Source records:
····················
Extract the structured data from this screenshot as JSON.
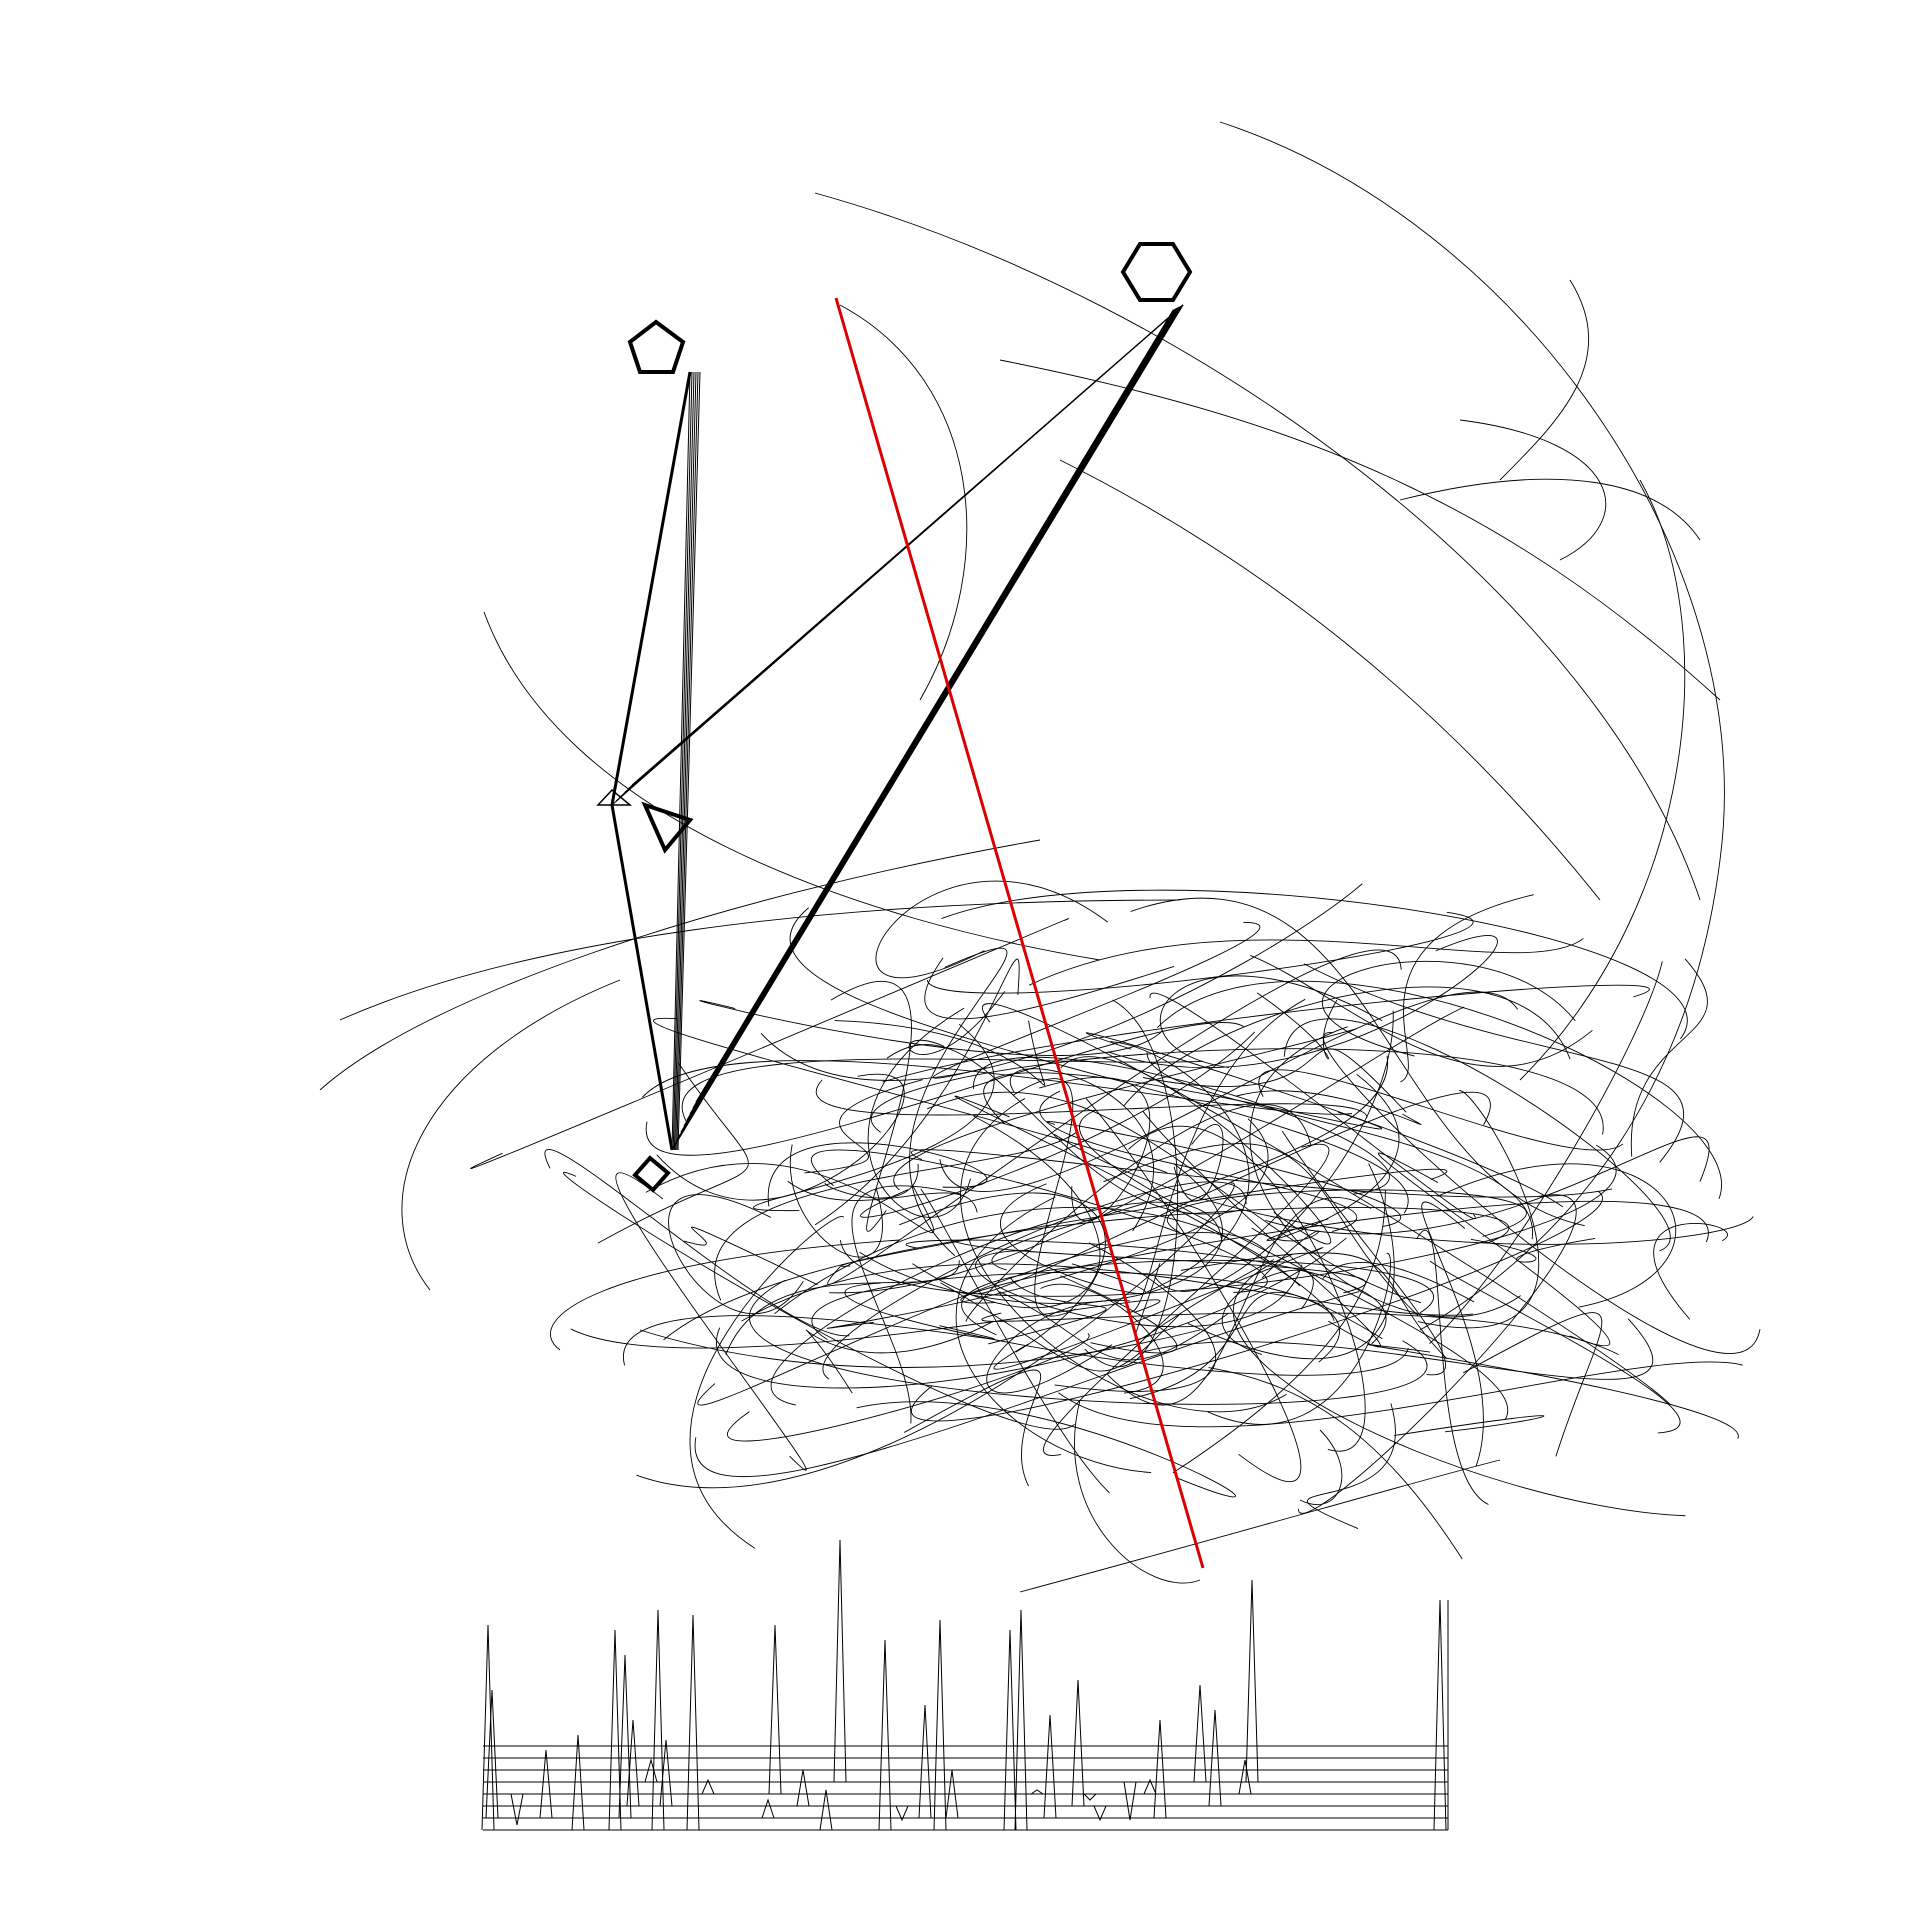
{
  "artwork": {
    "background_color": "#ffffff",
    "stroke_color": "#000000",
    "accent_color": "#dd0000",
    "markers": [
      {
        "shape": "hexagon"
      },
      {
        "shape": "pentagon"
      },
      {
        "shape": "triangle"
      },
      {
        "shape": "diamond"
      }
    ],
    "has_red_diagonal": true,
    "spike_baselines": 8
  }
}
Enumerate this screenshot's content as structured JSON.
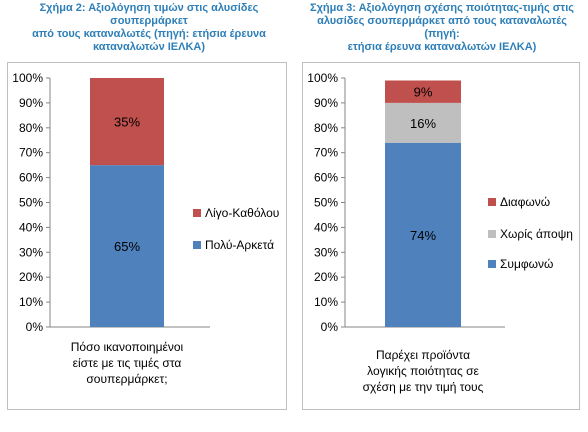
····················
SHORT PROBLEM: Set down the material above as is, without any pictures.

RESPONSE FOR THIS EXERCISE:
Extract the structured data from this screenshot as JSON.
{
  "artwork": {
    "background_color": "#ffffff",
    "stroke_color": "#000000",
    "accent_color": "#dd0000",
    "markers": [
      {
        "shape": "hexagon"
      },
      {
        "shape": "pentagon"
      },
      {
        "shape": "triangle"
      },
      {
        "shape": "diamond"
      }
    ],
    "has_red_diagonal": true,
    "spike_baselines": 8
  }
}
Enumerate this screenshot's content as structured JSON.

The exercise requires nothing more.